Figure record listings
--- START ---
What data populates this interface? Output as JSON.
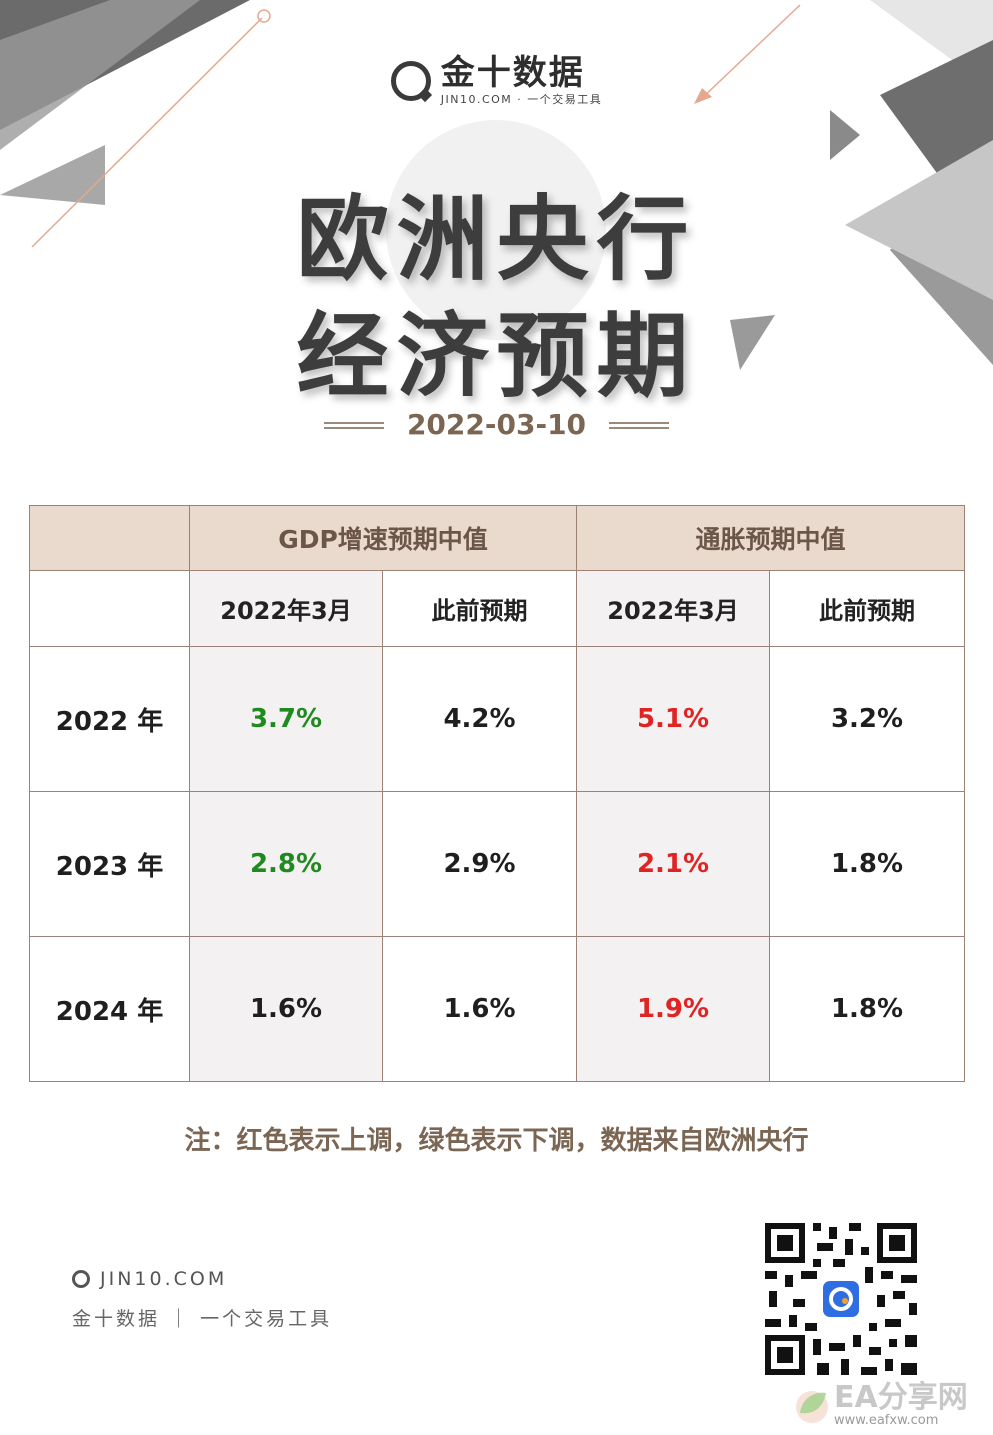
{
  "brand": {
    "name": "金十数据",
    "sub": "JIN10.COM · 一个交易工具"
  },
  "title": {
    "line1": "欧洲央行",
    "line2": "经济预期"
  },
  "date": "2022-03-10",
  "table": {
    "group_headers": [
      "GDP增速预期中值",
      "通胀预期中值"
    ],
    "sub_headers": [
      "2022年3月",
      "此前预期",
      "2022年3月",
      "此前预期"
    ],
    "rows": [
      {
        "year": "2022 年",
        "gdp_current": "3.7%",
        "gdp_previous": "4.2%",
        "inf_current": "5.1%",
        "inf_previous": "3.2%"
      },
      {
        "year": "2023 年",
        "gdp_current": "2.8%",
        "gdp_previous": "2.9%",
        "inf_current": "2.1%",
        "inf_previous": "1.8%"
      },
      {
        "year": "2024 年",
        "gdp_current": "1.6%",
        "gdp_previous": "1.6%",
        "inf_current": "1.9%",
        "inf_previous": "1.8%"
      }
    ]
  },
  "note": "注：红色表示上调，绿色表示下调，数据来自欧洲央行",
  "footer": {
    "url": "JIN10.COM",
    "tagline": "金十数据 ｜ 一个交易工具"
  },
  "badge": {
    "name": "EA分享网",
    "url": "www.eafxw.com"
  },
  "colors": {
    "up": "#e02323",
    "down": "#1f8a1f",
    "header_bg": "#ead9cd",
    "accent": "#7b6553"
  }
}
--- END ---
REQUIRED WORK :: From the listing, extract all text exactly as given and drop any picture.

COMPLETED TASK ::
What data populates this interface? Output as JSON.
{
  "brand": {
    "name": "金十数据",
    "sub": "JIN10.COM · 一个交易工具"
  },
  "title": {
    "line1": "欧洲央行",
    "line2": "经济预期"
  },
  "date": "2022-03-10",
  "table": {
    "group_headers": [
      "GDP增速预期中值",
      "通胀预期中值"
    ],
    "sub_headers": [
      "2022年3月",
      "此前预期",
      "2022年3月",
      "此前预期"
    ],
    "rows": [
      {
        "year": "2022 年",
        "gdp_current": "3.7%",
        "gdp_previous": "4.2%",
        "inf_current": "5.1%",
        "inf_previous": "3.2%"
      },
      {
        "year": "2023 年",
        "gdp_current": "2.8%",
        "gdp_previous": "2.9%",
        "inf_current": "2.1%",
        "inf_previous": "1.8%"
      },
      {
        "year": "2024 年",
        "gdp_current": "1.6%",
        "gdp_previous": "1.6%",
        "inf_current": "1.9%",
        "inf_previous": "1.8%"
      }
    ]
  },
  "note": "注：红色表示上调，绿色表示下调，数据来自欧洲央行",
  "footer": {
    "url": "JIN10.COM",
    "tagline": "金十数据 ｜ 一个交易工具"
  },
  "badge": {
    "name": "EA分享网",
    "url": "www.eafxw.com"
  },
  "colors": {
    "up": "#e02323",
    "down": "#1f8a1f",
    "header_bg": "#ead9cd",
    "accent": "#7b6553"
  }
}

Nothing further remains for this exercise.